Figure data in JSON:
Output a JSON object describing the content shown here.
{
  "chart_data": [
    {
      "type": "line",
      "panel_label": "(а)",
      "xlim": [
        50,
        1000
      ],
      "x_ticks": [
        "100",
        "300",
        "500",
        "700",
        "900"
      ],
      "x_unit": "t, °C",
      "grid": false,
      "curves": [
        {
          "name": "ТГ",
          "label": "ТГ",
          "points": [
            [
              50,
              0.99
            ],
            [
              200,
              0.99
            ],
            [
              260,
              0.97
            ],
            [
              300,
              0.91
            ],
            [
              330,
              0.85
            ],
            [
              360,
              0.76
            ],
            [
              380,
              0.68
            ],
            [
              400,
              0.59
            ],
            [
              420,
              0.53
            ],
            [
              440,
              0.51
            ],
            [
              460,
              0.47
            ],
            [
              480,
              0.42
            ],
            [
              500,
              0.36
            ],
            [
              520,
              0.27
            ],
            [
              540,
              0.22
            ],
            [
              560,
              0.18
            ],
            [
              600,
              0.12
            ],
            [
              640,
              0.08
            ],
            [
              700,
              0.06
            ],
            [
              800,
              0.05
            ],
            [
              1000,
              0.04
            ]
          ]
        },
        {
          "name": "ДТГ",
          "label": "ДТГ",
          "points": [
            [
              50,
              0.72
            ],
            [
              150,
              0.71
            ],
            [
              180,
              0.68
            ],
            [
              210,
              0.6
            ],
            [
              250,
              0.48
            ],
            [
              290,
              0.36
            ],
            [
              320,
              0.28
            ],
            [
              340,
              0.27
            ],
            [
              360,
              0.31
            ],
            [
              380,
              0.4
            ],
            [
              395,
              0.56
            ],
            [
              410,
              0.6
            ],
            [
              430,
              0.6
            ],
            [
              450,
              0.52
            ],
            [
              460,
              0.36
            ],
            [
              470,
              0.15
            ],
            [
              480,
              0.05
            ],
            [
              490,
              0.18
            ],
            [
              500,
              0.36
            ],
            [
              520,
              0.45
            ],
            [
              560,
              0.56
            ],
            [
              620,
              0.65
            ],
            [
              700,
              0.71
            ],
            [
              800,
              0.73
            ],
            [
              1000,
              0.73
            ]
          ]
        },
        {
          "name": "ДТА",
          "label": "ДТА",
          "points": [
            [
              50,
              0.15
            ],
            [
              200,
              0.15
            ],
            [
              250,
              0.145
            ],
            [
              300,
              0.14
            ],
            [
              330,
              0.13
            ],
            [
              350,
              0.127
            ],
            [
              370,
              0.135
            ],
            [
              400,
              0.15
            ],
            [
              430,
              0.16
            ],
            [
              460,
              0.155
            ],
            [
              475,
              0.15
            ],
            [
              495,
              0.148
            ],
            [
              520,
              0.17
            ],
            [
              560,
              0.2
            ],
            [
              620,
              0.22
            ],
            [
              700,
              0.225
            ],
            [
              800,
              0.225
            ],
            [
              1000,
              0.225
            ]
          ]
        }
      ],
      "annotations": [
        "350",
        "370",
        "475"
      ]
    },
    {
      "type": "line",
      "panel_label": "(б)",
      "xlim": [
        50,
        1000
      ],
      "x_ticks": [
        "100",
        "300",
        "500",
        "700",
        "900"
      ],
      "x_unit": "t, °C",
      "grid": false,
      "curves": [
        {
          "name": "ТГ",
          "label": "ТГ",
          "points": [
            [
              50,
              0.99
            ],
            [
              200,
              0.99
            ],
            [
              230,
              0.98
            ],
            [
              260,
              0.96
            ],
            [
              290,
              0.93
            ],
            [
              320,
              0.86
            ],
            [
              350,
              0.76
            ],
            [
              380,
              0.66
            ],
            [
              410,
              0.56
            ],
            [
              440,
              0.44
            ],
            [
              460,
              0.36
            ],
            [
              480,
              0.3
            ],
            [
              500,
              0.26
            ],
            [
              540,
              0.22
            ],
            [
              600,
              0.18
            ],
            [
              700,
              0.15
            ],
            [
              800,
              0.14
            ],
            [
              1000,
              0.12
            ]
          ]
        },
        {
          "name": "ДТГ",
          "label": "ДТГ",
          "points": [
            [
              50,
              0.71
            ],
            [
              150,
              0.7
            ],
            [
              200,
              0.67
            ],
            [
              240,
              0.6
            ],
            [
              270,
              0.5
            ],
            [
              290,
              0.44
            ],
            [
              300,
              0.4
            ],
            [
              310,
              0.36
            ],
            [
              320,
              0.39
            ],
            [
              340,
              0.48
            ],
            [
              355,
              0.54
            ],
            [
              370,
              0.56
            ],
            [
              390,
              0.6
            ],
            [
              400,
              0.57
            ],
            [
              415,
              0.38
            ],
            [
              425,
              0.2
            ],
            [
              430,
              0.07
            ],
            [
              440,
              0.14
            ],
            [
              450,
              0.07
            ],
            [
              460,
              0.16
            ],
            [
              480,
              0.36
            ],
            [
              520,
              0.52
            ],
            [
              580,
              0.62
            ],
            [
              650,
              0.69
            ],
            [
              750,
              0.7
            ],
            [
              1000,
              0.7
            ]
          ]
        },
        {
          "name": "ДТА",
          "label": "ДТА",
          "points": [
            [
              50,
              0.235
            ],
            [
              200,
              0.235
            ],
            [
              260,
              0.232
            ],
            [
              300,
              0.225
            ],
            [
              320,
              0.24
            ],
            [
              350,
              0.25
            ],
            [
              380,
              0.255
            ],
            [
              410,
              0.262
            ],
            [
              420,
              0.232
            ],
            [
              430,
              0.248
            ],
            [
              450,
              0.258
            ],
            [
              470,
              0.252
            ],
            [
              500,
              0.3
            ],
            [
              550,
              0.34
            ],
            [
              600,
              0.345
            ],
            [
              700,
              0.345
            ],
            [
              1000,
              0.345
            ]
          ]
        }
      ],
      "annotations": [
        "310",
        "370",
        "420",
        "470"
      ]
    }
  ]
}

Task description: Each line of the material above must be retyped precisely.

Result of the exercise:
Output a JSON object describing the content shown here.
{
  "chart_data": [
    {
      "type": "line",
      "panel_label": "(а)",
      "xlim": [
        50,
        1000
      ],
      "x_ticks": [
        "100",
        "300",
        "500",
        "700",
        "900"
      ],
      "x_unit": "t, °C",
      "grid": false,
      "curves": [
        {
          "name": "ТГ",
          "label": "ТГ",
          "points": [
            [
              50,
              0.99
            ],
            [
              200,
              0.99
            ],
            [
              260,
              0.97
            ],
            [
              300,
              0.91
            ],
            [
              330,
              0.85
            ],
            [
              360,
              0.76
            ],
            [
              380,
              0.68
            ],
            [
              400,
              0.59
            ],
            [
              420,
              0.53
            ],
            [
              440,
              0.51
            ],
            [
              460,
              0.47
            ],
            [
              480,
              0.42
            ],
            [
              500,
              0.36
            ],
            [
              520,
              0.27
            ],
            [
              540,
              0.22
            ],
            [
              560,
              0.18
            ],
            [
              600,
              0.12
            ],
            [
              640,
              0.08
            ],
            [
              700,
              0.06
            ],
            [
              800,
              0.05
            ],
            [
              1000,
              0.04
            ]
          ]
        },
        {
          "name": "ДТГ",
          "label": "ДТГ",
          "points": [
            [
              50,
              0.72
            ],
            [
              150,
              0.71
            ],
            [
              180,
              0.68
            ],
            [
              210,
              0.6
            ],
            [
              250,
              0.48
            ],
            [
              290,
              0.36
            ],
            [
              320,
              0.28
            ],
            [
              340,
              0.27
            ],
            [
              360,
              0.31
            ],
            [
              380,
              0.4
            ],
            [
              395,
              0.56
            ],
            [
              410,
              0.6
            ],
            [
              430,
              0.6
            ],
            [
              450,
              0.52
            ],
            [
              460,
              0.36
            ],
            [
              470,
              0.15
            ],
            [
              480,
              0.05
            ],
            [
              490,
              0.18
            ],
            [
              500,
              0.36
            ],
            [
              520,
              0.45
            ],
            [
              560,
              0.56
            ],
            [
              620,
              0.65
            ],
            [
              700,
              0.71
            ],
            [
              800,
              0.73
            ],
            [
              1000,
              0.73
            ]
          ]
        },
        {
          "name": "ДТА",
          "label": "ДТА",
          "points": [
            [
              50,
              0.15
            ],
            [
              200,
              0.15
            ],
            [
              250,
              0.145
            ],
            [
              300,
              0.14
            ],
            [
              330,
              0.13
            ],
            [
              350,
              0.127
            ],
            [
              370,
              0.135
            ],
            [
              400,
              0.15
            ],
            [
              430,
              0.16
            ],
            [
              460,
              0.155
            ],
            [
              475,
              0.15
            ],
            [
              495,
              0.148
            ],
            [
              520,
              0.17
            ],
            [
              560,
              0.2
            ],
            [
              620,
              0.22
            ],
            [
              700,
              0.225
            ],
            [
              800,
              0.225
            ],
            [
              1000,
              0.225
            ]
          ]
        }
      ],
      "annotations": [
        "350",
        "370",
        "475"
      ]
    },
    {
      "type": "line",
      "panel_label": "(б)",
      "xlim": [
        50,
        1000
      ],
      "x_ticks": [
        "100",
        "300",
        "500",
        "700",
        "900"
      ],
      "x_unit": "t, °C",
      "grid": false,
      "curves": [
        {
          "name": "ТГ",
          "label": "ТГ",
          "points": [
            [
              50,
              0.99
            ],
            [
              200,
              0.99
            ],
            [
              230,
              0.98
            ],
            [
              260,
              0.96
            ],
            [
              290,
              0.93
            ],
            [
              320,
              0.86
            ],
            [
              350,
              0.76
            ],
            [
              380,
              0.66
            ],
            [
              410,
              0.56
            ],
            [
              440,
              0.44
            ],
            [
              460,
              0.36
            ],
            [
              480,
              0.3
            ],
            [
              500,
              0.26
            ],
            [
              540,
              0.22
            ],
            [
              600,
              0.18
            ],
            [
              700,
              0.15
            ],
            [
              800,
              0.14
            ],
            [
              1000,
              0.12
            ]
          ]
        },
        {
          "name": "ДТГ",
          "label": "ДТГ",
          "points": [
            [
              50,
              0.71
            ],
            [
              150,
              0.7
            ],
            [
              200,
              0.67
            ],
            [
              240,
              0.6
            ],
            [
              270,
              0.5
            ],
            [
              290,
              0.44
            ],
            [
              300,
              0.4
            ],
            [
              310,
              0.36
            ],
            [
              320,
              0.39
            ],
            [
              340,
              0.48
            ],
            [
              355,
              0.54
            ],
            [
              370,
              0.56
            ],
            [
              390,
              0.6
            ],
            [
              400,
              0.57
            ],
            [
              415,
              0.38
            ],
            [
              425,
              0.2
            ],
            [
              430,
              0.07
            ],
            [
              440,
              0.14
            ],
            [
              450,
              0.07
            ],
            [
              460,
              0.16
            ],
            [
              480,
              0.36
            ],
            [
              520,
              0.52
            ],
            [
              580,
              0.62
            ],
            [
              650,
              0.69
            ],
            [
              750,
              0.7
            ],
            [
              1000,
              0.7
            ]
          ]
        },
        {
          "name": "ДТА",
          "label": "ДТА",
          "points": [
            [
              50,
              0.235
            ],
            [
              200,
              0.235
            ],
            [
              260,
              0.232
            ],
            [
              300,
              0.225
            ],
            [
              320,
              0.24
            ],
            [
              350,
              0.25
            ],
            [
              380,
              0.255
            ],
            [
              410,
              0.262
            ],
            [
              420,
              0.232
            ],
            [
              430,
              0.248
            ],
            [
              450,
              0.258
            ],
            [
              470,
              0.252
            ],
            [
              500,
              0.3
            ],
            [
              550,
              0.34
            ],
            [
              600,
              0.345
            ],
            [
              700,
              0.345
            ],
            [
              1000,
              0.345
            ]
          ]
        }
      ],
      "annotations": [
        "310",
        "370",
        "420",
        "470"
      ]
    }
  ]
}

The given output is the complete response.